▶ [DATA RECORDS]:
+++

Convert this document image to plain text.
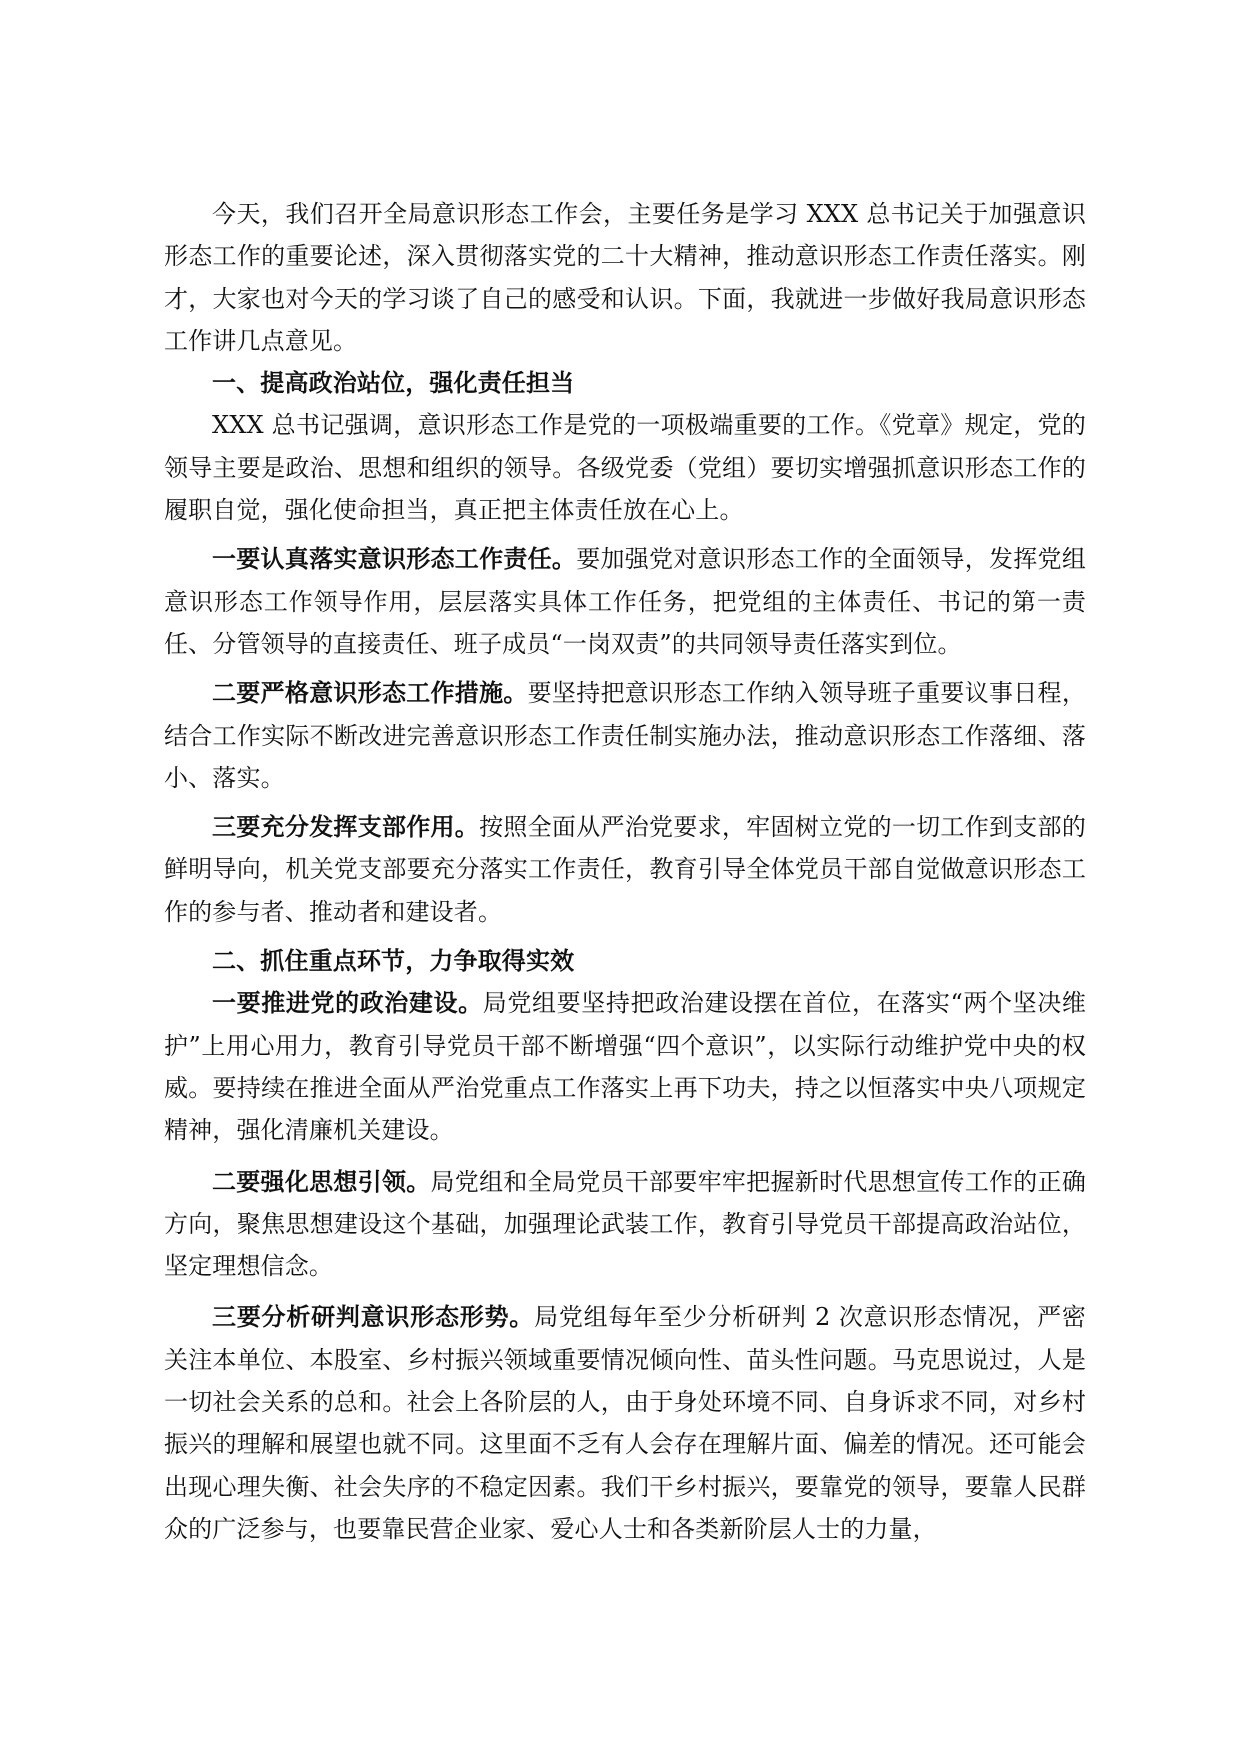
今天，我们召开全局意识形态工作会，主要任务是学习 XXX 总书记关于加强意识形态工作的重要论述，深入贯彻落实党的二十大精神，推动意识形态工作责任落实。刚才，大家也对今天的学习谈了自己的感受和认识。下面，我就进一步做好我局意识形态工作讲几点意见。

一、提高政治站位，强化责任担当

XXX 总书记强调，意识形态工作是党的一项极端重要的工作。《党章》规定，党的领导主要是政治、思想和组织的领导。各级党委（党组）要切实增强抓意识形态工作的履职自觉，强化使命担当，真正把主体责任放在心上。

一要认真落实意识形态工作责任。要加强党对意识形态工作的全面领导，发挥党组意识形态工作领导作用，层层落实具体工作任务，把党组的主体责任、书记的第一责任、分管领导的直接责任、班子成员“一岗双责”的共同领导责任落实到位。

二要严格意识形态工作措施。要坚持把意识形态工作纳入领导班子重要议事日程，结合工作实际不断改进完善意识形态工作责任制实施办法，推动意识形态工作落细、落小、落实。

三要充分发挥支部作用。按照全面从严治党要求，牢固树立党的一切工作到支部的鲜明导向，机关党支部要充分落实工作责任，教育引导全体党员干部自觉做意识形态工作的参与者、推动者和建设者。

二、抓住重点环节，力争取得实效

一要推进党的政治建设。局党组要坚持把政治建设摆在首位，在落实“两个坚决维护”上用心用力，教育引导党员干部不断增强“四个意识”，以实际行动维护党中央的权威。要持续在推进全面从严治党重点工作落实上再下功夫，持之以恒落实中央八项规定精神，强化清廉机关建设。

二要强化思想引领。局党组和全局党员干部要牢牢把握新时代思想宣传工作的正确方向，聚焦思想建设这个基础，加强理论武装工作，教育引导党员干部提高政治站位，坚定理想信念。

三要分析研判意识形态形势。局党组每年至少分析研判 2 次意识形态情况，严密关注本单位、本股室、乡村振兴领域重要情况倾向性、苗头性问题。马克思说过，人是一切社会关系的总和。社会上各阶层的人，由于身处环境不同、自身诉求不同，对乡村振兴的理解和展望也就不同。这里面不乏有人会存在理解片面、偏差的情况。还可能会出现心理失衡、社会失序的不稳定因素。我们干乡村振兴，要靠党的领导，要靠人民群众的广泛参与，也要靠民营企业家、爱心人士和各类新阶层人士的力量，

+++

▶ [DESCRIPTION OF THE TASK]:
Pictures in the records should not appear in your copy, but everything else must be transcribed exactly.

▶ [ANSWER FOR THIS EXERCISE]:
Convert this document image to plain text.
今天，我们召开全局意识形态工作会，主要任务是学习 XXX 总书记关于加强意识形态工作的重要论述，深入贯彻落实党的二十大精神，推动意识形态工作责任落实。刚才，大家也对今天的学习谈了自己的感受和认识。下面，我就进一步做好我局意识形态工作讲几点意见。

一、提高政治站位，强化责任担当

XXX 总书记强调，意识形态工作是党的一项极端重要的工作。《党章》规定，党的领导主要是政治、思想和组织的领导。各级党委（党组）要切实增强抓意识形态工作的履职自觉，强化使命担当，真正把主体责任放在心上。

一要认真落实意识形态工作责任。要加强党对意识形态工作的全面领导，发挥党组意识形态工作领导作用，层层落实具体工作任务，把党组的主体责任、书记的第一责任、分管领导的直接责任、班子成员“一岗双责”的共同领导责任落实到位。

二要严格意识形态工作措施。要坚持把意识形态工作纳入领导班子重要议事日程，结合工作实际不断改进完善意识形态工作责任制实施办法，推动意识形态工作落细、落小、落实。

三要充分发挥支部作用。按照全面从严治党要求，牢固树立党的一切工作到支部的鲜明导向，机关党支部要充分落实工作责任，教育引导全体党员干部自觉做意识形态工作的参与者、推动者和建设者。

二、抓住重点环节，力争取得实效

一要推进党的政治建设。局党组要坚持把政治建设摆在首位，在落实“两个坚决维护”上用心用力，教育引导党员干部不断增强“四个意识”，以实际行动维护党中央的权威。要持续在推进全面从严治党重点工作落实上再下功夫，持之以恒落实中央八项规定精神，强化清廉机关建设。

二要强化思想引领。局党组和全局党员干部要牢牢把握新时代思想宣传工作的正确方向，聚焦思想建设这个基础，加强理论武装工作，教育引导党员干部提高政治站位，坚定理想信念。

三要分析研判意识形态形势。局党组每年至少分析研判 2 次意识形态情况，严密关注本单位、本股室、乡村振兴领域重要情况倾向性、苗头性问题。马克思说过，人是一切社会关系的总和。社会上各阶层的人，由于身处环境不同、自身诉求不同，对乡村振兴的理解和展望也就不同。这里面不乏有人会存在理解片面、偏差的情况。还可能会出现心理失衡、社会失序的不稳定因素。我们干乡村振兴，要靠党的领导，要靠人民群众的广泛参与，也要靠民营企业家、爱心人士和各类新阶层人士的力量，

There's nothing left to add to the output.